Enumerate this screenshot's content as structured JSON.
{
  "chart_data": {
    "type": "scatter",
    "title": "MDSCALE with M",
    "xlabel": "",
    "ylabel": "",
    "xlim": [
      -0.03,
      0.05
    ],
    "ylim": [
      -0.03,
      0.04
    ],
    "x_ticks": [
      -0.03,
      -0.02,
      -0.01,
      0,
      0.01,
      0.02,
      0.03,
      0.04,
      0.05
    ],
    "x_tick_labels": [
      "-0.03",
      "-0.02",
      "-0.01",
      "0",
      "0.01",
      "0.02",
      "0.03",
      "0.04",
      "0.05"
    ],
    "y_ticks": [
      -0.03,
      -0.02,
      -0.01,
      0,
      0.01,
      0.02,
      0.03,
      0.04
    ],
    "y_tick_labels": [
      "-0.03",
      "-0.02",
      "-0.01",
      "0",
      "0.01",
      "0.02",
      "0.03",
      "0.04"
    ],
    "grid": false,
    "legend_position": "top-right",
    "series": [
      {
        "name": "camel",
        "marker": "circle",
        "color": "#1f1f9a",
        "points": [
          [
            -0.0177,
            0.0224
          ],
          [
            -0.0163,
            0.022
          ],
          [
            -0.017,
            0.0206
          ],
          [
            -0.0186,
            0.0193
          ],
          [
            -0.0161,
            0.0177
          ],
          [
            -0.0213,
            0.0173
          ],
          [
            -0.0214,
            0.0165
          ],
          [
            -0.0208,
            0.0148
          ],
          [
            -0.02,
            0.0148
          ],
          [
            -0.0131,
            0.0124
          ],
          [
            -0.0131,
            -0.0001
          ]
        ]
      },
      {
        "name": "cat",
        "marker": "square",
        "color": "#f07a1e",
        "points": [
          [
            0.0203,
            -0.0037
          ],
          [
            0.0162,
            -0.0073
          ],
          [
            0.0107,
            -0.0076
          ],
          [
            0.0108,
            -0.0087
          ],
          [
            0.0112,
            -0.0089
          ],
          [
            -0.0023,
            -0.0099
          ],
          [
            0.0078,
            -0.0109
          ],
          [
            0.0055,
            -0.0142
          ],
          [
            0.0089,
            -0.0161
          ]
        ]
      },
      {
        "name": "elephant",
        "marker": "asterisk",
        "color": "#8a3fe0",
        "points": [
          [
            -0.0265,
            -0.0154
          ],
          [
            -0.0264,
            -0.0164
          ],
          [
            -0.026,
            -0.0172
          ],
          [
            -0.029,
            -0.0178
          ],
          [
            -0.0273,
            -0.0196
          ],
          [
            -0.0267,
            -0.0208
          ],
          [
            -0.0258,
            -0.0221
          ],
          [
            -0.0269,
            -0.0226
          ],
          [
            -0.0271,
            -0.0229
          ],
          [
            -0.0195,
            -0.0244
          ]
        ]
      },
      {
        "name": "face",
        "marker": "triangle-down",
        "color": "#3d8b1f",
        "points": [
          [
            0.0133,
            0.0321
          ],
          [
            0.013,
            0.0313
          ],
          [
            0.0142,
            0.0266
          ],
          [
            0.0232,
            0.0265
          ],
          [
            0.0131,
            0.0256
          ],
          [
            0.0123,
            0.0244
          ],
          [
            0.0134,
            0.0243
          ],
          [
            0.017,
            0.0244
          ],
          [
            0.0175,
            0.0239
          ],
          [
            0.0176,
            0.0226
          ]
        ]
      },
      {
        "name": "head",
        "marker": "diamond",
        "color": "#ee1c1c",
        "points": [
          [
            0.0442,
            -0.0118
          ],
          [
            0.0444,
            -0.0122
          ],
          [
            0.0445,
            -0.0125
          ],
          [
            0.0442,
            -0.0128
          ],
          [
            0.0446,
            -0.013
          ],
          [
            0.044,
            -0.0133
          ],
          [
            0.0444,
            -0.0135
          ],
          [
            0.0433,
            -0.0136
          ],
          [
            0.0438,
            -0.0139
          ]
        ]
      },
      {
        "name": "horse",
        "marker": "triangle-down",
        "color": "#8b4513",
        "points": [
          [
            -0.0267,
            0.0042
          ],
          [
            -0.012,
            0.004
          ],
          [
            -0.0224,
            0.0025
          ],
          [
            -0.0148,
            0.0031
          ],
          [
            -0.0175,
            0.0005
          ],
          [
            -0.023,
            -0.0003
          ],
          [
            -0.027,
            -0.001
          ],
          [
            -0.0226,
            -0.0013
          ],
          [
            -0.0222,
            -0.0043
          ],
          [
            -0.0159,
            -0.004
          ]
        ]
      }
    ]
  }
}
________________
§ PROBLEM TO WORK ON:
All of the entries should be written out again exactly.

§ ANSWER TO THIS EXERCISE:
Enumerate this screenshot's content as structured JSON.
{
  "chart_data": {
    "type": "scatter",
    "title": "MDSCALE with M",
    "xlabel": "",
    "ylabel": "",
    "xlim": [
      -0.03,
      0.05
    ],
    "ylim": [
      -0.03,
      0.04
    ],
    "x_ticks": [
      -0.03,
      -0.02,
      -0.01,
      0,
      0.01,
      0.02,
      0.03,
      0.04,
      0.05
    ],
    "x_tick_labels": [
      "-0.03",
      "-0.02",
      "-0.01",
      "0",
      "0.01",
      "0.02",
      "0.03",
      "0.04",
      "0.05"
    ],
    "y_ticks": [
      -0.03,
      -0.02,
      -0.01,
      0,
      0.01,
      0.02,
      0.03,
      0.04
    ],
    "y_tick_labels": [
      "-0.03",
      "-0.02",
      "-0.01",
      "0",
      "0.01",
      "0.02",
      "0.03",
      "0.04"
    ],
    "grid": false,
    "legend_position": "top-right",
    "series": [
      {
        "name": "camel",
        "marker": "circle",
        "color": "#1f1f9a",
        "points": [
          [
            -0.0177,
            0.0224
          ],
          [
            -0.0163,
            0.022
          ],
          [
            -0.017,
            0.0206
          ],
          [
            -0.0186,
            0.0193
          ],
          [
            -0.0161,
            0.0177
          ],
          [
            -0.0213,
            0.0173
          ],
          [
            -0.0214,
            0.0165
          ],
          [
            -0.0208,
            0.0148
          ],
          [
            -0.02,
            0.0148
          ],
          [
            -0.0131,
            0.0124
          ],
          [
            -0.0131,
            -0.0001
          ]
        ]
      },
      {
        "name": "cat",
        "marker": "square",
        "color": "#f07a1e",
        "points": [
          [
            0.0203,
            -0.0037
          ],
          [
            0.0162,
            -0.0073
          ],
          [
            0.0107,
            -0.0076
          ],
          [
            0.0108,
            -0.0087
          ],
          [
            0.0112,
            -0.0089
          ],
          [
            -0.0023,
            -0.0099
          ],
          [
            0.0078,
            -0.0109
          ],
          [
            0.0055,
            -0.0142
          ],
          [
            0.0089,
            -0.0161
          ]
        ]
      },
      {
        "name": "elephant",
        "marker": "asterisk",
        "color": "#8a3fe0",
        "points": [
          [
            -0.0265,
            -0.0154
          ],
          [
            -0.0264,
            -0.0164
          ],
          [
            -0.026,
            -0.0172
          ],
          [
            -0.029,
            -0.0178
          ],
          [
            -0.0273,
            -0.0196
          ],
          [
            -0.0267,
            -0.0208
          ],
          [
            -0.0258,
            -0.0221
          ],
          [
            -0.0269,
            -0.0226
          ],
          [
            -0.0271,
            -0.0229
          ],
          [
            -0.0195,
            -0.0244
          ]
        ]
      },
      {
        "name": "face",
        "marker": "triangle-down",
        "color": "#3d8b1f",
        "points": [
          [
            0.0133,
            0.0321
          ],
          [
            0.013,
            0.0313
          ],
          [
            0.0142,
            0.0266
          ],
          [
            0.0232,
            0.0265
          ],
          [
            0.0131,
            0.0256
          ],
          [
            0.0123,
            0.0244
          ],
          [
            0.0134,
            0.0243
          ],
          [
            0.017,
            0.0244
          ],
          [
            0.0175,
            0.0239
          ],
          [
            0.0176,
            0.0226
          ]
        ]
      },
      {
        "name": "head",
        "marker": "diamond",
        "color": "#ee1c1c",
        "points": [
          [
            0.0442,
            -0.0118
          ],
          [
            0.0444,
            -0.0122
          ],
          [
            0.0445,
            -0.0125
          ],
          [
            0.0442,
            -0.0128
          ],
          [
            0.0446,
            -0.013
          ],
          [
            0.044,
            -0.0133
          ],
          [
            0.0444,
            -0.0135
          ],
          [
            0.0433,
            -0.0136
          ],
          [
            0.0438,
            -0.0139
          ]
        ]
      },
      {
        "name": "horse",
        "marker": "triangle-down",
        "color": "#8b4513",
        "points": [
          [
            -0.0267,
            0.0042
          ],
          [
            -0.012,
            0.004
          ],
          [
            -0.0224,
            0.0025
          ],
          [
            -0.0148,
            0.0031
          ],
          [
            -0.0175,
            0.0005
          ],
          [
            -0.023,
            -0.0003
          ],
          [
            -0.027,
            -0.001
          ],
          [
            -0.0226,
            -0.0013
          ],
          [
            -0.0222,
            -0.0043
          ],
          [
            -0.0159,
            -0.004
          ]
        ]
      }
    ]
  }
}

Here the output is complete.